#### Requirement
What is needed here is an exact copy of every entry.

(A run of records)
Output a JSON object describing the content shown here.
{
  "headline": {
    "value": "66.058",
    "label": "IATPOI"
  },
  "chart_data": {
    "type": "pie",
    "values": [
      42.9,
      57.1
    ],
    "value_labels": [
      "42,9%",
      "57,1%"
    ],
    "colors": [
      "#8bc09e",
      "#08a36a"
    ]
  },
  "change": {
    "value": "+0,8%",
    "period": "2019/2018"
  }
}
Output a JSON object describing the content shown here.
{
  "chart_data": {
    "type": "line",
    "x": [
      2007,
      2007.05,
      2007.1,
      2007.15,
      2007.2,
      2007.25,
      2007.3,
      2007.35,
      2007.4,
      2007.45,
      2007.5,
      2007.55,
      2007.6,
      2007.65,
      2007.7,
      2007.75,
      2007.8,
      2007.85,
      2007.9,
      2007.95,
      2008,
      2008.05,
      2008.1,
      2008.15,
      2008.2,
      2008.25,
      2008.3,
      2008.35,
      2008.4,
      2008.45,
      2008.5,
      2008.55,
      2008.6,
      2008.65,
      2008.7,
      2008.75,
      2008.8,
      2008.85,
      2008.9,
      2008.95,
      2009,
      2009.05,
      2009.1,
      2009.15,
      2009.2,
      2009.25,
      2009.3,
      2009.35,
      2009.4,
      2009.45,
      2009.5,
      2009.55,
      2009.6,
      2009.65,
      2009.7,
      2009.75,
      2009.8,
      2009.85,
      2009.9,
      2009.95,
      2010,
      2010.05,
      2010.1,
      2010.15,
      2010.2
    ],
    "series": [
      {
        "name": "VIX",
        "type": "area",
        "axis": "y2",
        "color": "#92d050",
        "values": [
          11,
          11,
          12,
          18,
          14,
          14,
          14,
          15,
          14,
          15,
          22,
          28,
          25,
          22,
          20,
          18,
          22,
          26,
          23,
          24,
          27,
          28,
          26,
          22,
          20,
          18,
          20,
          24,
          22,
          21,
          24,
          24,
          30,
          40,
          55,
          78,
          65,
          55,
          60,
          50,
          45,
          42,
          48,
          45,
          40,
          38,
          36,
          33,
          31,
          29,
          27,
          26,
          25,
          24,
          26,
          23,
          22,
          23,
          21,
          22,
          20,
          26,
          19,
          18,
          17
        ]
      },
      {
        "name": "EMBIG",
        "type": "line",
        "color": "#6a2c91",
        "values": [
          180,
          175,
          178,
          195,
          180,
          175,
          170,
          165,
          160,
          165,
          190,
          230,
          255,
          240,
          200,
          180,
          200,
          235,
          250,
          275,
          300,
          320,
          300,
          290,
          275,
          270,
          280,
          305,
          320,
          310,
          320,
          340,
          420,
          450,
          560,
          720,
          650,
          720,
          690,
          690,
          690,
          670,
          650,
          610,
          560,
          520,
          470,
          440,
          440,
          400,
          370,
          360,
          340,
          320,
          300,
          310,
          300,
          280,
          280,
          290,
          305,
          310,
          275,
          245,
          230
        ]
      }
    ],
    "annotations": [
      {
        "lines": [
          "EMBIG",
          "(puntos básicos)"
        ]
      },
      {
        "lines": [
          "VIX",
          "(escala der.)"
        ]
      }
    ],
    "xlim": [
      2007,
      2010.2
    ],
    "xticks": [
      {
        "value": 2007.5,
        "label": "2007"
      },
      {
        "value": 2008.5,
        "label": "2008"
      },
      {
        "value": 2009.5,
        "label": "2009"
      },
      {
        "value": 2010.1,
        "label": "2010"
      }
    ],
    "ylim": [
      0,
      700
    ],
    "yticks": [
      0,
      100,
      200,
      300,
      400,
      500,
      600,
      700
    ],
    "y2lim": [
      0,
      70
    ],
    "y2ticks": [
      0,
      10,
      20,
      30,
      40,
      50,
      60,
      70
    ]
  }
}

#### Task output
Output a JSON object describing the content shown here.
{
  "headline": {
    "value": "66.058",
    "label": "IATPOI"
  },
  "chart_data": {
    "type": "pie",
    "values": [
      42.9,
      57.1
    ],
    "value_labels": [
      "42,9%",
      "57,1%"
    ],
    "colors": [
      "#8bc09e",
      "#08a36a"
    ]
  },
  "change": {
    "value": "+0,8%",
    "period": "2019/2018"
  }
}
Output a JSON object describing the content shown here.
{
  "chart_data": {
    "type": "line",
    "x": [
      2007,
      2007.05,
      2007.1,
      2007.15,
      2007.2,
      2007.25,
      2007.3,
      2007.35,
      2007.4,
      2007.45,
      2007.5,
      2007.55,
      2007.6,
      2007.65,
      2007.7,
      2007.75,
      2007.8,
      2007.85,
      2007.9,
      2007.95,
      2008,
      2008.05,
      2008.1,
      2008.15,
      2008.2,
      2008.25,
      2008.3,
      2008.35,
      2008.4,
      2008.45,
      2008.5,
      2008.55,
      2008.6,
      2008.65,
      2008.7,
      2008.75,
      2008.8,
      2008.85,
      2008.9,
      2008.95,
      2009,
      2009.05,
      2009.1,
      2009.15,
      2009.2,
      2009.25,
      2009.3,
      2009.35,
      2009.4,
      2009.45,
      2009.5,
      2009.55,
      2009.6,
      2009.65,
      2009.7,
      2009.75,
      2009.8,
      2009.85,
      2009.9,
      2009.95,
      2010,
      2010.05,
      2010.1,
      2010.15,
      2010.2
    ],
    "series": [
      {
        "name": "VIX",
        "type": "area",
        "axis": "y2",
        "color": "#92d050",
        "values": [
          11,
          11,
          12,
          18,
          14,
          14,
          14,
          15,
          14,
          15,
          22,
          28,
          25,
          22,
          20,
          18,
          22,
          26,
          23,
          24,
          27,
          28,
          26,
          22,
          20,
          18,
          20,
          24,
          22,
          21,
          24,
          24,
          30,
          40,
          55,
          78,
          65,
          55,
          60,
          50,
          45,
          42,
          48,
          45,
          40,
          38,
          36,
          33,
          31,
          29,
          27,
          26,
          25,
          24,
          26,
          23,
          22,
          23,
          21,
          22,
          20,
          26,
          19,
          18,
          17
        ]
      },
      {
        "name": "EMBIG",
        "type": "line",
        "color": "#6a2c91",
        "values": [
          180,
          175,
          178,
          195,
          180,
          175,
          170,
          165,
          160,
          165,
          190,
          230,
          255,
          240,
          200,
          180,
          200,
          235,
          250,
          275,
          300,
          320,
          300,
          290,
          275,
          270,
          280,
          305,
          320,
          310,
          320,
          340,
          420,
          450,
          560,
          720,
          650,
          720,
          690,
          690,
          690,
          670,
          650,
          610,
          560,
          520,
          470,
          440,
          440,
          400,
          370,
          360,
          340,
          320,
          300,
          310,
          300,
          280,
          280,
          290,
          305,
          310,
          275,
          245,
          230
        ]
      }
    ],
    "annotations": [
      {
        "lines": [
          "EMBIG",
          "(puntos básicos)"
        ]
      },
      {
        "lines": [
          "VIX",
          "(escala der.)"
        ]
      }
    ],
    "xlim": [
      2007,
      2010.2
    ],
    "xticks": [
      {
        "value": 2007.5,
        "label": "2007"
      },
      {
        "value": 2008.5,
        "label": "2008"
      },
      {
        "value": 2009.5,
        "label": "2009"
      },
      {
        "value": 2010.1,
        "label": "2010"
      }
    ],
    "ylim": [
      0,
      700
    ],
    "yticks": [
      0,
      100,
      200,
      300,
      400,
      500,
      600,
      700
    ],
    "y2lim": [
      0,
      70
    ],
    "y2ticks": [
      0,
      10,
      20,
      30,
      40,
      50,
      60,
      70
    ]
  }
}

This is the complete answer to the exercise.